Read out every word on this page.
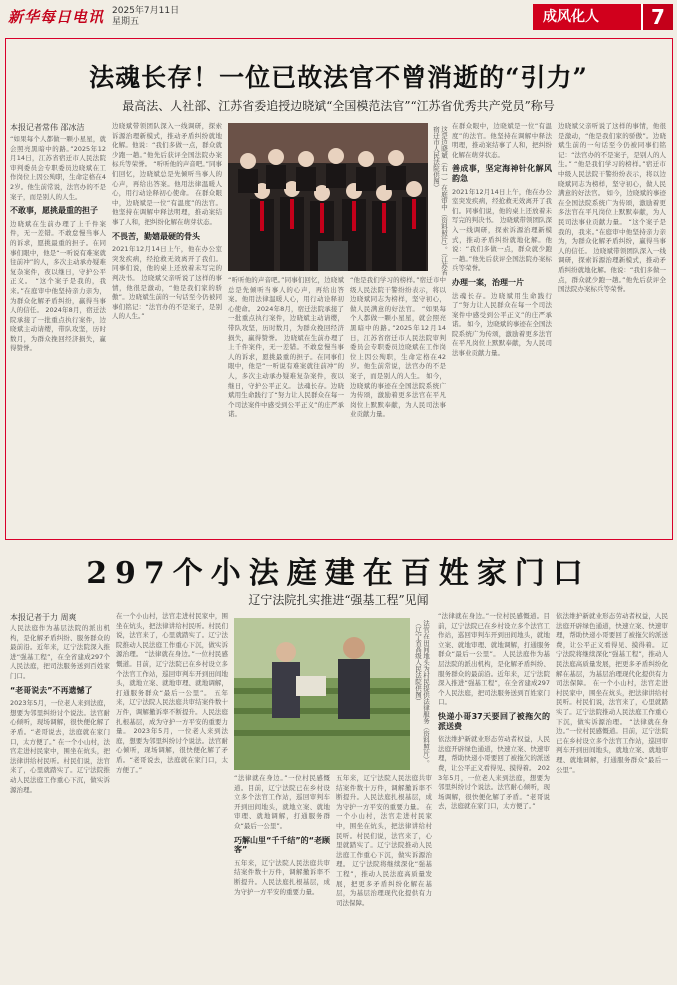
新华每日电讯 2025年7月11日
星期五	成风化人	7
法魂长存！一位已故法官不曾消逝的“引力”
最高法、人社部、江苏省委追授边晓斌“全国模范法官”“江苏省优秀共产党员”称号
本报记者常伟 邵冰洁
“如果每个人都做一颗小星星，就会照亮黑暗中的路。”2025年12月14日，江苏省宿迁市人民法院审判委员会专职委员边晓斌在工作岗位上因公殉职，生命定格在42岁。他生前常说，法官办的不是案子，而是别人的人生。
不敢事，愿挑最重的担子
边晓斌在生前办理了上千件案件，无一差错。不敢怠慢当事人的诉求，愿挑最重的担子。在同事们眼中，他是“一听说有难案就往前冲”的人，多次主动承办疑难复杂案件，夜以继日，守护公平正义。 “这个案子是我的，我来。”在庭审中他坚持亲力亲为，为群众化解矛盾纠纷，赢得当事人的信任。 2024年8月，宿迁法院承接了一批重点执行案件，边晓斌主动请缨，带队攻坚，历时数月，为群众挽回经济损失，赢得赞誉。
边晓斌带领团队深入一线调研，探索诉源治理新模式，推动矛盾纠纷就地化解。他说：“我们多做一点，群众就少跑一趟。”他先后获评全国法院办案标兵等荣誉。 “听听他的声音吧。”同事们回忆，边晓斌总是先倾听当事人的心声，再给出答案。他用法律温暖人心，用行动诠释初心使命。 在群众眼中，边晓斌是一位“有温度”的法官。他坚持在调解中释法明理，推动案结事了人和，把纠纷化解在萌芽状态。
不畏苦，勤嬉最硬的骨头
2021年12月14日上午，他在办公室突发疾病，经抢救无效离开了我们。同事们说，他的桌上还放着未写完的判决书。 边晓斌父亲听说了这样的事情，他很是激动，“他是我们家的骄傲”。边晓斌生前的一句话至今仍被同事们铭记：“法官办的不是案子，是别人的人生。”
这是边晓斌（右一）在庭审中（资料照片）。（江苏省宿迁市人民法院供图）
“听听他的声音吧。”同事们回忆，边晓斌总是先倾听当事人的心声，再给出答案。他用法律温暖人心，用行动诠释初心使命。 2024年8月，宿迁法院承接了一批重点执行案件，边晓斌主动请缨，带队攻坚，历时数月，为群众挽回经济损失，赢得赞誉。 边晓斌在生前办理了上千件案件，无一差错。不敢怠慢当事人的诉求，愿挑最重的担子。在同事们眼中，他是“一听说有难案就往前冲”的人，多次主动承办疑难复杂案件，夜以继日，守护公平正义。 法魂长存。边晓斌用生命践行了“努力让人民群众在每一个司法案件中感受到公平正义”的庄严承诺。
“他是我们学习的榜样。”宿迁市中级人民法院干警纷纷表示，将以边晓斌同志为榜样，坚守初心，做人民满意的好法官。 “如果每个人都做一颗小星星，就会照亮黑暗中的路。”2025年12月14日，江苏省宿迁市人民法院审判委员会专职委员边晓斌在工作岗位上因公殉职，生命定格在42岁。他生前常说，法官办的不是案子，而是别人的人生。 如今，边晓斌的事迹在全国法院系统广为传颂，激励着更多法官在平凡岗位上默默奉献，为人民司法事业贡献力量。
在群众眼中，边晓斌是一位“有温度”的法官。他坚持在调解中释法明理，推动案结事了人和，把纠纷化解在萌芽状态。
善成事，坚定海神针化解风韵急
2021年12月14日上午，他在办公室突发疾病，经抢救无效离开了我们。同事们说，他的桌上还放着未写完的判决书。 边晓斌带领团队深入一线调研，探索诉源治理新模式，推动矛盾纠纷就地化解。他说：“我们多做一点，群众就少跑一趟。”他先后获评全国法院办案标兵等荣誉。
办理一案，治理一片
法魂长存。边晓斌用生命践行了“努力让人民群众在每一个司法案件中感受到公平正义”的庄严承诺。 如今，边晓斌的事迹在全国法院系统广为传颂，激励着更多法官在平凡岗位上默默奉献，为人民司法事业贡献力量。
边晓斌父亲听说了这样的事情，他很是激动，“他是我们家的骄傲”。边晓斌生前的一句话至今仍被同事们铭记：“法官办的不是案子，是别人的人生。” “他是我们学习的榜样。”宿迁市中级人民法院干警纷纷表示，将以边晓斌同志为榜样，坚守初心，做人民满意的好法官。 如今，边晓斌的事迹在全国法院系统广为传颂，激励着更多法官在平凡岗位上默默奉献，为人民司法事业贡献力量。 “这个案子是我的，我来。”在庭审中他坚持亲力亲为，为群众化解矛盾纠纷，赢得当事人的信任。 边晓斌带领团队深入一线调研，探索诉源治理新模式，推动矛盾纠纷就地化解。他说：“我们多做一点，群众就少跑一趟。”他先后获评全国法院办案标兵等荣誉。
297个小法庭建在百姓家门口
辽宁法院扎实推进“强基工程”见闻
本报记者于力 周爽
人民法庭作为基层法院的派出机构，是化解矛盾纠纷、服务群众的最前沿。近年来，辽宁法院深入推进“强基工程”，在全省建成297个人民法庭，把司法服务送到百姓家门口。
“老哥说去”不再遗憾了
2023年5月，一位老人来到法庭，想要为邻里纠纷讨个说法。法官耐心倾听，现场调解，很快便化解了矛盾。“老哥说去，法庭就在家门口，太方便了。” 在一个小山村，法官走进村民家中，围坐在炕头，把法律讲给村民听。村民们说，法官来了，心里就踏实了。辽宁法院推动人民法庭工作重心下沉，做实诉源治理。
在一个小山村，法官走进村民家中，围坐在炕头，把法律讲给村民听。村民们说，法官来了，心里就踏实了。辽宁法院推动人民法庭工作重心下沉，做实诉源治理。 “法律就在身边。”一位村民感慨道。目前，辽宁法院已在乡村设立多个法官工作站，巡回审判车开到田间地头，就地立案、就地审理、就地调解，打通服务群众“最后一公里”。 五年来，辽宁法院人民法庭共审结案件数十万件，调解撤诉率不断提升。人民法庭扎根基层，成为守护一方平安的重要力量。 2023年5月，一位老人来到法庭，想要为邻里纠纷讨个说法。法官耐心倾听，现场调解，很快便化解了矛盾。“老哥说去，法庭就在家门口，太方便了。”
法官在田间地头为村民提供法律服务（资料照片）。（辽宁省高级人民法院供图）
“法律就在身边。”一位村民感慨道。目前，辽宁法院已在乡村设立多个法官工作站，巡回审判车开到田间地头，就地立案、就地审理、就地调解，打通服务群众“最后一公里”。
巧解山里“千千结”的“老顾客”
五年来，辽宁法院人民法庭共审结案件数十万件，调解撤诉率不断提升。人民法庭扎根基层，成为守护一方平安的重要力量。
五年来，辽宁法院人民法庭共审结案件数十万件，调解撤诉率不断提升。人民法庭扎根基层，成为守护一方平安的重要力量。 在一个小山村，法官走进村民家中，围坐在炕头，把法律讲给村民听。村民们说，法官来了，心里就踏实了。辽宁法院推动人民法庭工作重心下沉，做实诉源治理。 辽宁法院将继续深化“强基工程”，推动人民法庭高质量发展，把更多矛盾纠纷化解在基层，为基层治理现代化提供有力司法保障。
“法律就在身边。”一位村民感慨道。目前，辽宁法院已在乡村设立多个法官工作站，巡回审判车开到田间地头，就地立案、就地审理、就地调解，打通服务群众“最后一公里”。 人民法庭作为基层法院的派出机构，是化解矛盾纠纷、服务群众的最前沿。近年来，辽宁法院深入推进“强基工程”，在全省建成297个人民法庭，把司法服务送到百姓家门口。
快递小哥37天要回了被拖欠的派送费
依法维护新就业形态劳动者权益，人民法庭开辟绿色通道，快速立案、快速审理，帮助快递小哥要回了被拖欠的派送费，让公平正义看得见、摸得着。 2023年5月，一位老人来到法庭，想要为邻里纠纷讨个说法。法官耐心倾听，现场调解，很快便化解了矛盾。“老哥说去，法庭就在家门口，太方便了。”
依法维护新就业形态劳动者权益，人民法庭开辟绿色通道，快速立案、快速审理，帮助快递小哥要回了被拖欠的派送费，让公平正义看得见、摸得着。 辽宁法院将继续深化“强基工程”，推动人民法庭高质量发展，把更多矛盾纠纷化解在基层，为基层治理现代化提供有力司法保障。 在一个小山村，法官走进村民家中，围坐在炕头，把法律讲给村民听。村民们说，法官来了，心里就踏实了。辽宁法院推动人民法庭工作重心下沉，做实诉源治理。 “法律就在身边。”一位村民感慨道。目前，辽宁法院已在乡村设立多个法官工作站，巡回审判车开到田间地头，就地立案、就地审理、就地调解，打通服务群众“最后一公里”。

★ ★ ★ ★

§ **What you should do**:
Keep only those lines of the records that hold "而是别人的人生", and return them.

§ **In response**:
“如果每个人都做一颗小星星，就会照亮黑暗中的路。”2025年12月14日，江苏省宿迁市人民法院审判委员会专职委员边晓斌在工作岗位上因公殉职，生命定格在42岁。他生前常说，法官办的不是案子，而是别人的人生。
“他是我们学习的榜样。”宿迁市中级人民法院干警纷纷表示，将以边晓斌同志为榜样，坚守初心，做人民满意的好法官。 “如果每个人都做一颗小星星，就会照亮黑暗中的路。”2025年12月14日，江苏省宿迁市人民法院审判委员会专职委员边晓斌在工作岗位上因公殉职，生命定格在42岁。他生前常说，法官办的不是案子，而是别人的人生。 如今，边晓斌的事迹在全国法院系统广为传颂，激励着更多法官在平凡岗位上默默奉献，为人民司法事业贡献力量。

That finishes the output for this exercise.